- Given information
● ● ● ● ● ● ●

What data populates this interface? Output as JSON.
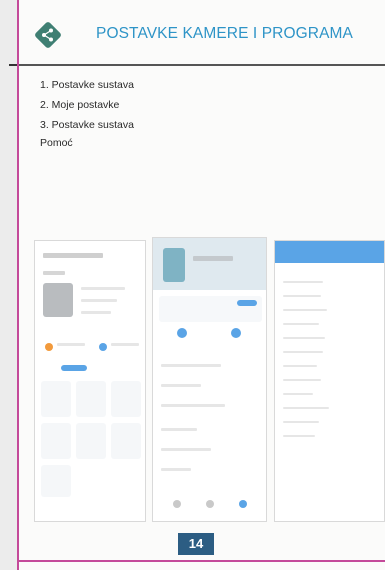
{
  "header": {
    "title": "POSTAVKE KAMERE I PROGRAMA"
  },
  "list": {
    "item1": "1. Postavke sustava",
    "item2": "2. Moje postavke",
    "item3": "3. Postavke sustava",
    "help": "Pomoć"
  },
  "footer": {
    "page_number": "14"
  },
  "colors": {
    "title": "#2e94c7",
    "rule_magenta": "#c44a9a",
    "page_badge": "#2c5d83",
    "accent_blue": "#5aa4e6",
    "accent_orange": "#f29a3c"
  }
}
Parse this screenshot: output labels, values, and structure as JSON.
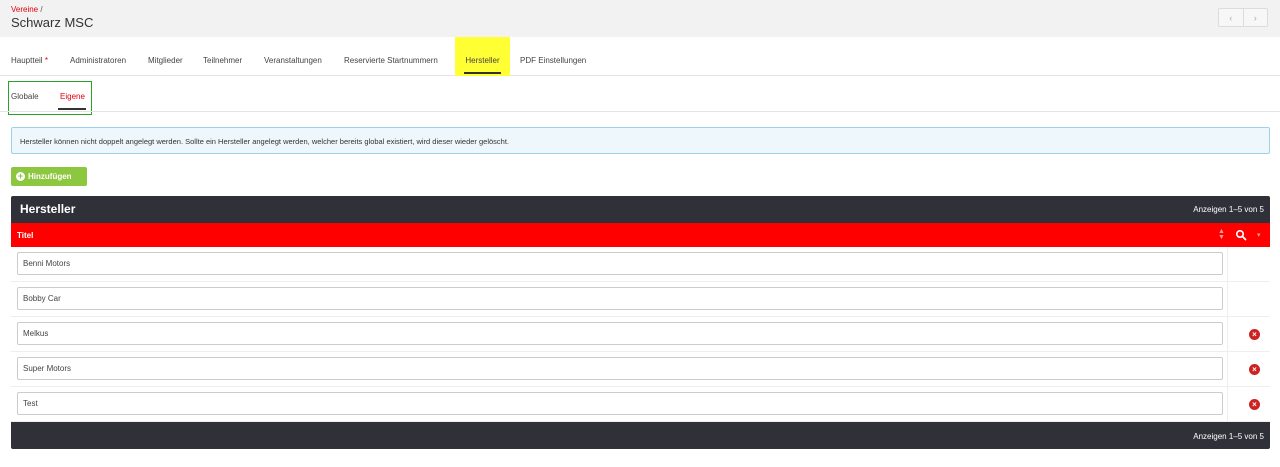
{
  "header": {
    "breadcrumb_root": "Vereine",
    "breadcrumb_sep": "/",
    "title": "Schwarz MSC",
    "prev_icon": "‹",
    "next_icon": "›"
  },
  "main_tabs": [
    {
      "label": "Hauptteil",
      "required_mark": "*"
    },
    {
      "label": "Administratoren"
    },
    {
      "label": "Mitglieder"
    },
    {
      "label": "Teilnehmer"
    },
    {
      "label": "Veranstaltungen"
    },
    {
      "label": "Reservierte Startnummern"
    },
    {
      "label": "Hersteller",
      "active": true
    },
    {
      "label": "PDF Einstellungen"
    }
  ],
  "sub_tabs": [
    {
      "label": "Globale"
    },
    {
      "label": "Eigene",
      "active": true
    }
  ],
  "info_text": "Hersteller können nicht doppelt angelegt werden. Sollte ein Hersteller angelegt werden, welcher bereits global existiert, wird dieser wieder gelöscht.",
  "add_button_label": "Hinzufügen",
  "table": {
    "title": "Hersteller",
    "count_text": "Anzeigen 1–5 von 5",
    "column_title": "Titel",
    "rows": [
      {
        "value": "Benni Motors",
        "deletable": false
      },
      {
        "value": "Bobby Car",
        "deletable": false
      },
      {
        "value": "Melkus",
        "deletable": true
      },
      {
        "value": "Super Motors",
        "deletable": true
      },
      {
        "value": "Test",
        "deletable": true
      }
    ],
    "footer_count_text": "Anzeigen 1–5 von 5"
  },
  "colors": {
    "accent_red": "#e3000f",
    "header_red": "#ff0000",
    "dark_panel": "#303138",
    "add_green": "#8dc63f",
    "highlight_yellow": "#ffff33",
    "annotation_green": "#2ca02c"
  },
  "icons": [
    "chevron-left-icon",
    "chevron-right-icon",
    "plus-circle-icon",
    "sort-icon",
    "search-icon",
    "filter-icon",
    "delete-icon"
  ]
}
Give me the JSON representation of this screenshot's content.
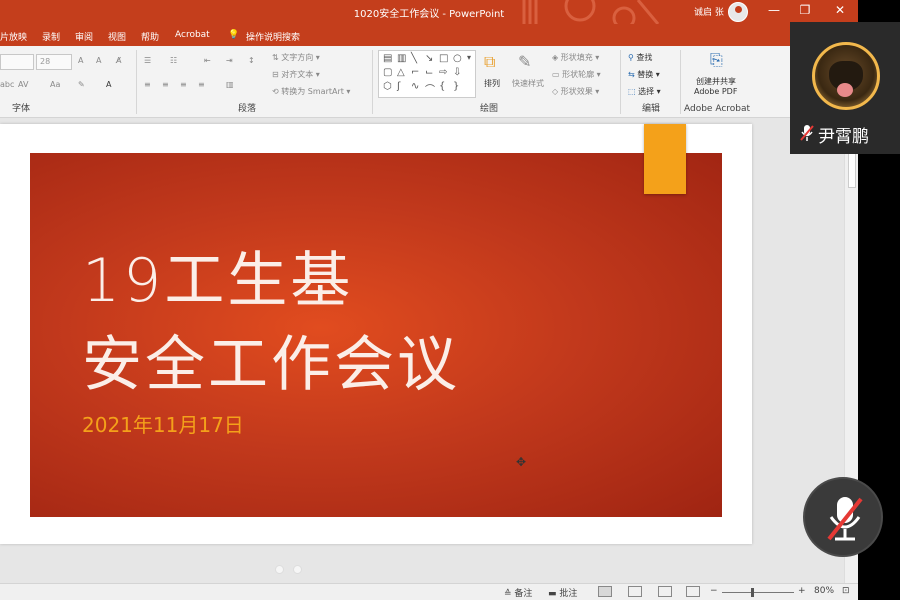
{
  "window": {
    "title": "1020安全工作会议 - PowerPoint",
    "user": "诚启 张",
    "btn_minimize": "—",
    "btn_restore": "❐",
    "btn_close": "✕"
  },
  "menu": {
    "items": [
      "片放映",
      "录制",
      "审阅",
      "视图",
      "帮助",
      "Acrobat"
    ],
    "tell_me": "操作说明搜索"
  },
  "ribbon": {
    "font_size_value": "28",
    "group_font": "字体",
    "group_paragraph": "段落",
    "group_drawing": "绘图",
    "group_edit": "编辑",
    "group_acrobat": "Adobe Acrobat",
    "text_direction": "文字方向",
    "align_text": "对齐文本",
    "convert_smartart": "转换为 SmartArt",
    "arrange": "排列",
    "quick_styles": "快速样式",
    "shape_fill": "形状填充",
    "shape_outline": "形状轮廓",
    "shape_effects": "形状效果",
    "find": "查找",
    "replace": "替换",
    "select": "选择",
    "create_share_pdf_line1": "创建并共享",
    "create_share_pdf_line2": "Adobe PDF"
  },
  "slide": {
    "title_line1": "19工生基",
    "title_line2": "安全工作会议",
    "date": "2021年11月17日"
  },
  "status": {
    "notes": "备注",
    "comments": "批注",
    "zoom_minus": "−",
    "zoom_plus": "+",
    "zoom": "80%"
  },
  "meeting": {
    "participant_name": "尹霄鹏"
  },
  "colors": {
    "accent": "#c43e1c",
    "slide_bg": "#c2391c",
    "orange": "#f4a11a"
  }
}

● ● ● ● ● ● ●

- The task
Search the entries for the word "Anzeigen" and copy every line that has it.

- Written reply
    "count_text": "Anzeigen 1–5 von 5",
    "footer_count_text": "Anzeigen 1–5 von 5"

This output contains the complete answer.